- _Exercise directions_
Reproduce the records below exactly, leaving out any pictures.

(Extracted data entries)
— Begin —
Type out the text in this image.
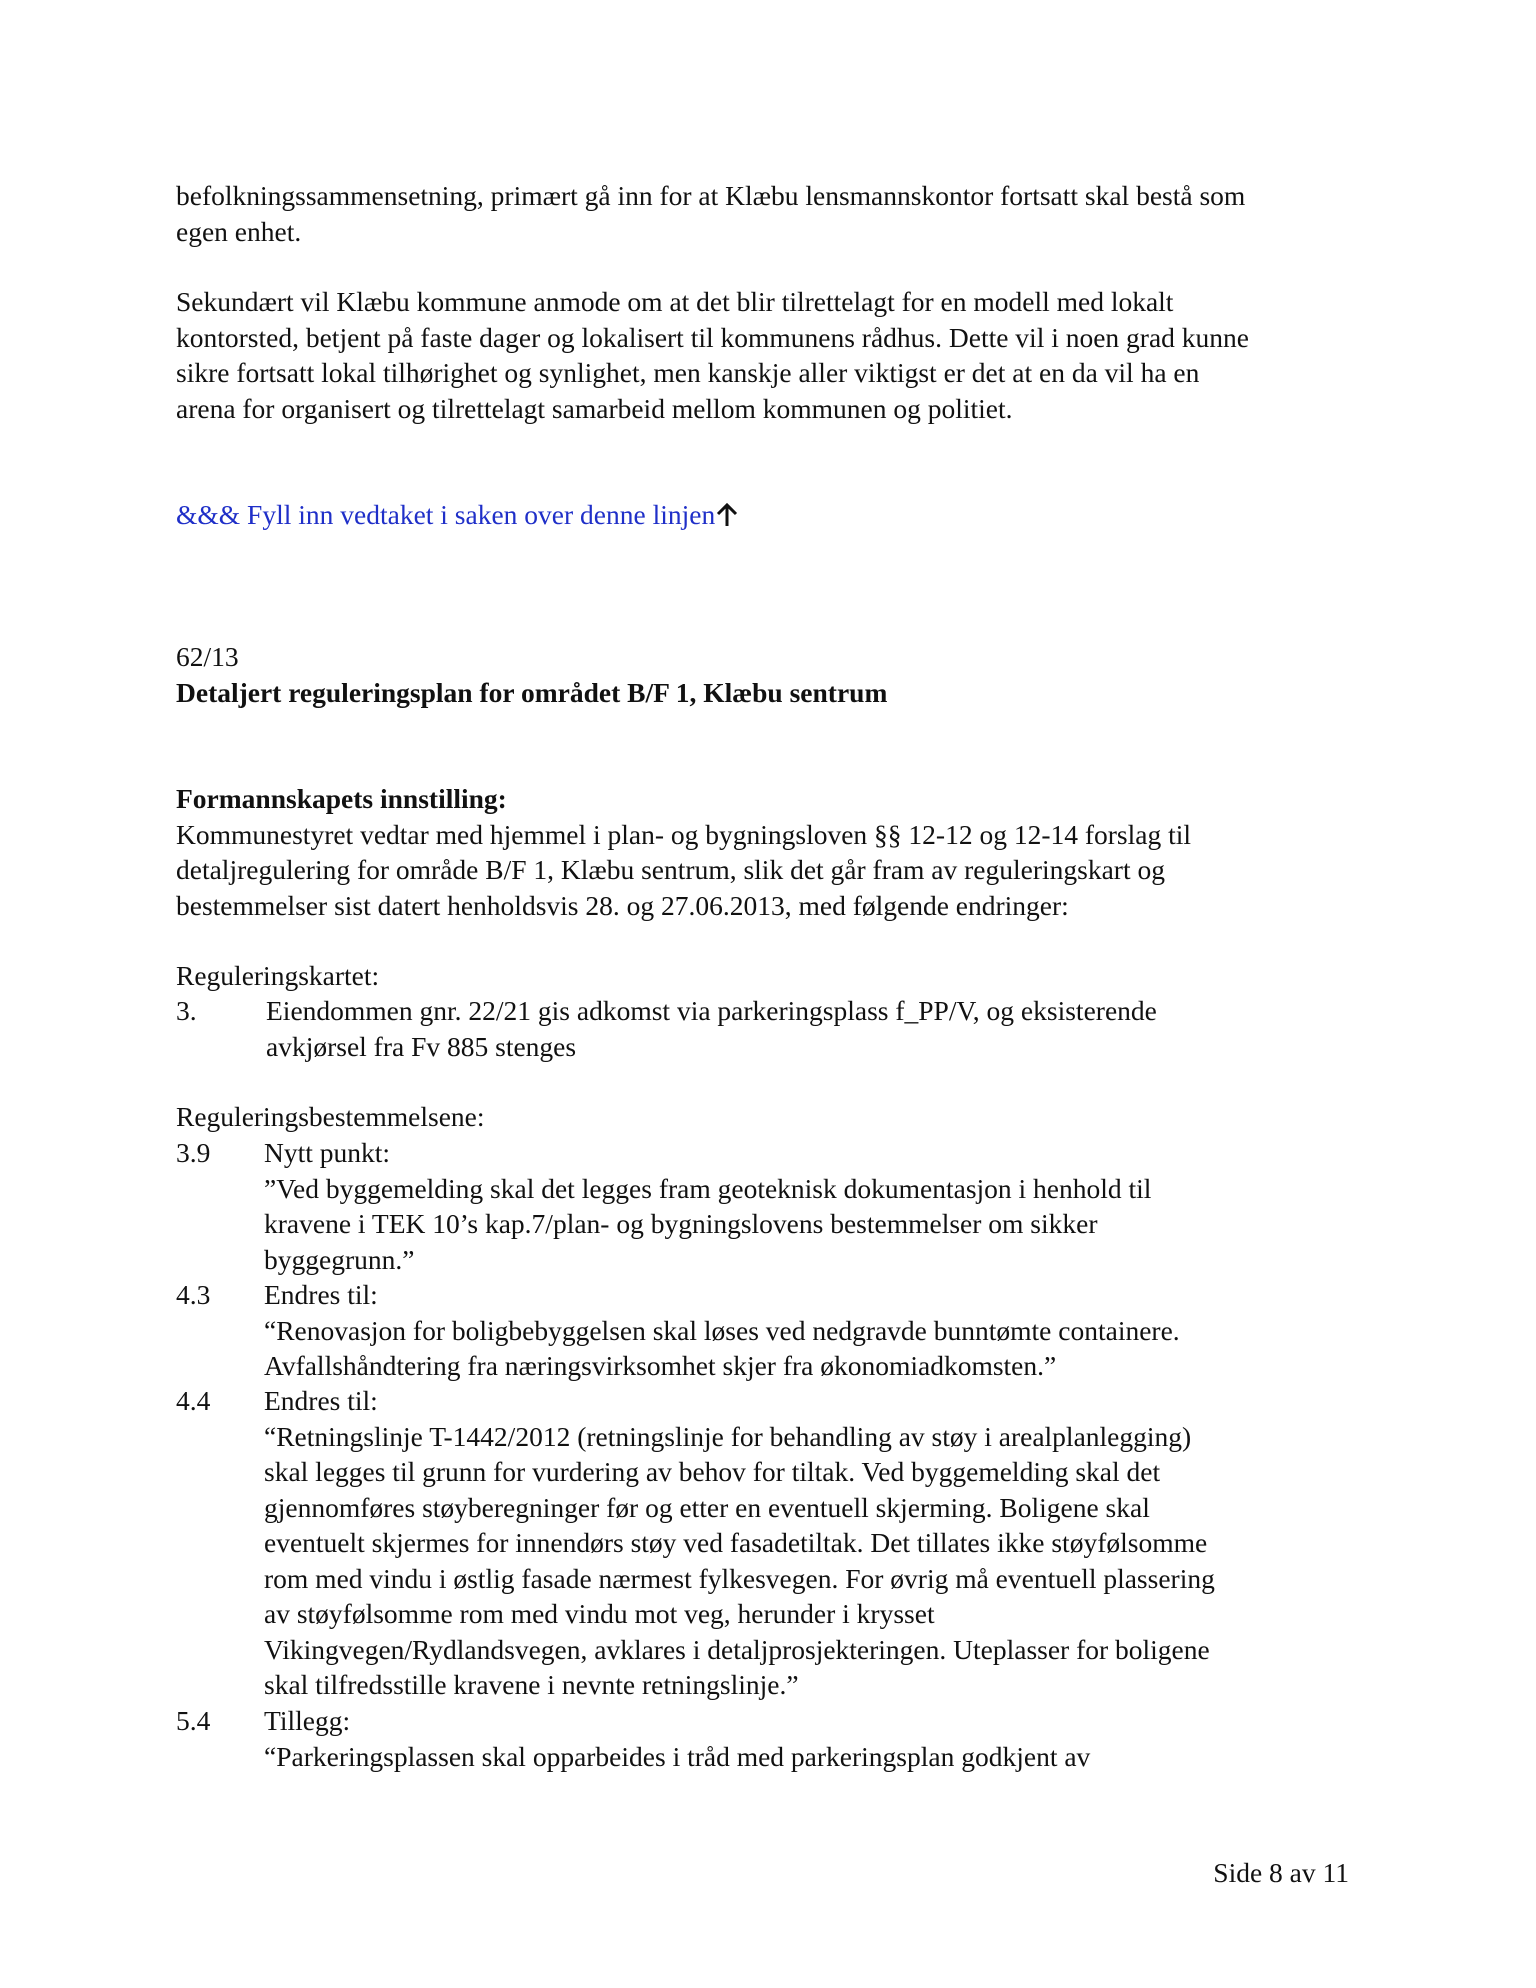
befolkningssammensetning, primært gå inn for at Klæbu lensmannskontor fortsatt skal bestå som
egen enhet.
Sekundært vil Klæbu kommune anmode om at det blir tilrettelagt for en modell med lokalt
kontorsted, betjent på faste dager og lokalisert til kommunens rådhus. Dette vil i noen grad kunne
sikre fortsatt lokal tilhørighet og synlighet, men kanskje aller viktigst er det at en da vil ha en
arena for organisert og tilrettelagt samarbeid mellom kommunen og politiet.
&&& Fyll inn vedtaket i saken over denne linjen
62/13
Detaljert reguleringsplan for området B/F 1, Klæbu sentrum
Formannskapets innstilling:
Kommunestyret vedtar med hjemmel i plan- og bygningsloven §§ 12-12 og 12-14 forslag til
detaljregulering for område B/F 1, Klæbu sentrum, slik det går fram av reguleringskart og
bestemmelser sist datert henholdsvis 28. og 27.06.2013, med følgende endringer:
Reguleringskartet:
3.	Eiendommen gnr. 22/21 gis adkomst via parkeringsplass f_PP/V, og eksisterende
avkjørsel fra Fv 885 stenges
Reguleringsbestemmelsene:
3.9 Nytt punkt:
”Ved byggemelding skal det legges fram geoteknisk dokumentasjon i henhold til
kravene i TEK 10’s kap.7/plan- og bygningslovens bestemmelser om sikker
byggegrunn.”
4.3 Endres til:
“Renovasjon for boligbebyggelsen skal løses ved nedgravde bunntømte containere.
Avfallshåndtering fra næringsvirksomhet skjer fra økonomiadkomsten.”
4.4 Endres til:
“Retningslinje T-1442/2012 (retningslinje for behandling av støy i arealplanlegging)
skal legges til grunn for vurdering av behov for tiltak. Ved byggemelding skal det
gjennomføres støyberegninger før og etter en eventuell skjerming. Boligene skal
eventuelt skjermes for innendørs støy ved fasadetiltak. Det tillates ikke støyfølsomme
rom med vindu i østlig fasade nærmest fylkesvegen. For øvrig må eventuell plassering
av støyfølsomme rom med vindu mot veg, herunder i krysset
Vikingvegen/Rydlandsvegen, avklares i detaljprosjekteringen. Uteplasser for boligene
skal tilfredsstille kravene i nevnte retningslinje.”
5.4 Tillegg:
“Parkeringsplassen skal opparbeides i tråd med parkeringsplan godkjent av
Side 8 av 11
— End —
- _Problem solution_
Type out the text in this image.
befolkningssammensetning, primært gå inn for at Klæbu lensmannskontor fortsatt skal bestå som
egen enhet.
Sekundært vil Klæbu kommune anmode om at det blir tilrettelagt for en modell med lokalt
kontorsted, betjent på faste dager og lokalisert til kommunens rådhus. Dette vil i noen grad kunne
sikre fortsatt lokal tilhørighet og synlighet, men kanskje aller viktigst er det at en da vil ha en
arena for organisert og tilrettelagt samarbeid mellom kommunen og politiet.
&&& Fyll inn vedtaket i saken over denne linjen
62/13
Detaljert reguleringsplan for området B/F 1, Klæbu sentrum
Formannskapets innstilling:
Kommunestyret vedtar med hjemmel i plan- og bygningsloven §§ 12-12 og 12-14 forslag til
detaljregulering for område B/F 1, Klæbu sentrum, slik det går fram av reguleringskart og
bestemmelser sist datert henholdsvis 28. og 27.06.2013, med følgende endringer:
Reguleringskartet:
3.	Eiendommen gnr. 22/21 gis adkomst via parkeringsplass f_PP/V, og eksisterende
avkjørsel fra Fv 885 stenges
Reguleringsbestemmelsene:
3.9 Nytt punkt:
”Ved byggemelding skal det legges fram geoteknisk dokumentasjon i henhold til
kravene i TEK 10’s kap.7/plan- og bygningslovens bestemmelser om sikker
byggegrunn.”
4.3 Endres til:
“Renovasjon for boligbebyggelsen skal løses ved nedgravde bunntømte containere.
Avfallshåndtering fra næringsvirksomhet skjer fra økonomiadkomsten.”
4.4 Endres til:
“Retningslinje T-1442/2012 (retningslinje for behandling av støy i arealplanlegging)
skal legges til grunn for vurdering av behov for tiltak. Ved byggemelding skal det
gjennomføres støyberegninger før og etter en eventuell skjerming. Boligene skal
eventuelt skjermes for innendørs støy ved fasadetiltak. Det tillates ikke støyfølsomme
rom med vindu i østlig fasade nærmest fylkesvegen. For øvrig må eventuell plassering
av støyfølsomme rom med vindu mot veg, herunder i krysset
Vikingvegen/Rydlandsvegen, avklares i detaljprosjekteringen. Uteplasser for boligene
skal tilfredsstille kravene i nevnte retningslinje.”
5.4 Tillegg:
“Parkeringsplassen skal opparbeides i tråd med parkeringsplan godkjent av
Side 8 av 11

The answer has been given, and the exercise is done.